### THE PROBLEM
Indicate only the number of lines in the listing below in which the word "support" appears.

### INPUT

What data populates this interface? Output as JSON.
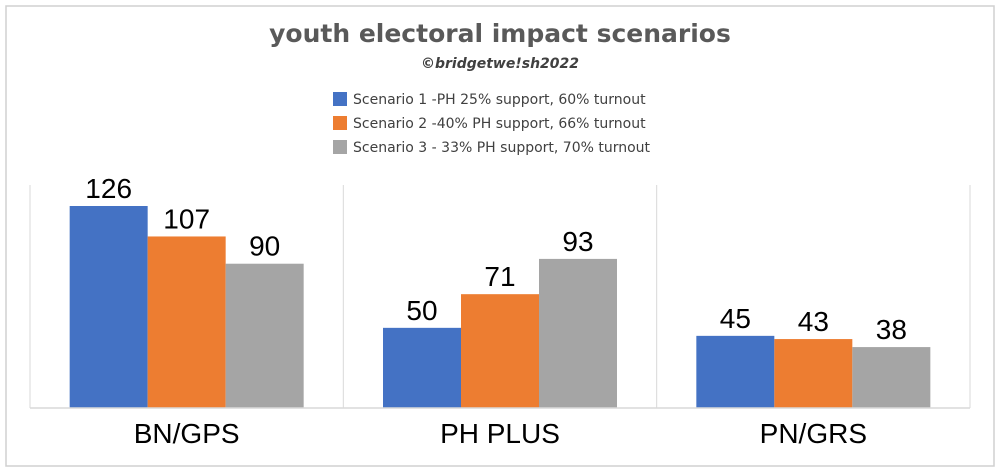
{
  "chart_data": {
    "type": "bar",
    "title": "youth electoral impact scenarios",
    "subtitle": "©bridgetwe!sh2022",
    "categories": [
      "BN/GPS",
      "PH PLUS",
      "PN/GRS"
    ],
    "series": [
      {
        "name": "Scenario 1 -PH 25% support, 60% turnout",
        "values": [
          126,
          50,
          45
        ],
        "color": "#4472C4"
      },
      {
        "name": "Scenario 2 -40% PH support, 66% turnout",
        "values": [
          107,
          71,
          43
        ],
        "color": "#ED7D31"
      },
      {
        "name": "Scenario 3 - 33% PH support, 70% turnout",
        "values": [
          90,
          93,
          38
        ],
        "color": "#A5A5A5"
      }
    ],
    "ylim": [
      0,
      126
    ],
    "grid": false,
    "legend_position": "top-center",
    "xlabel": "",
    "ylabel": ""
  }
}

### SOLVED EXERCISE
3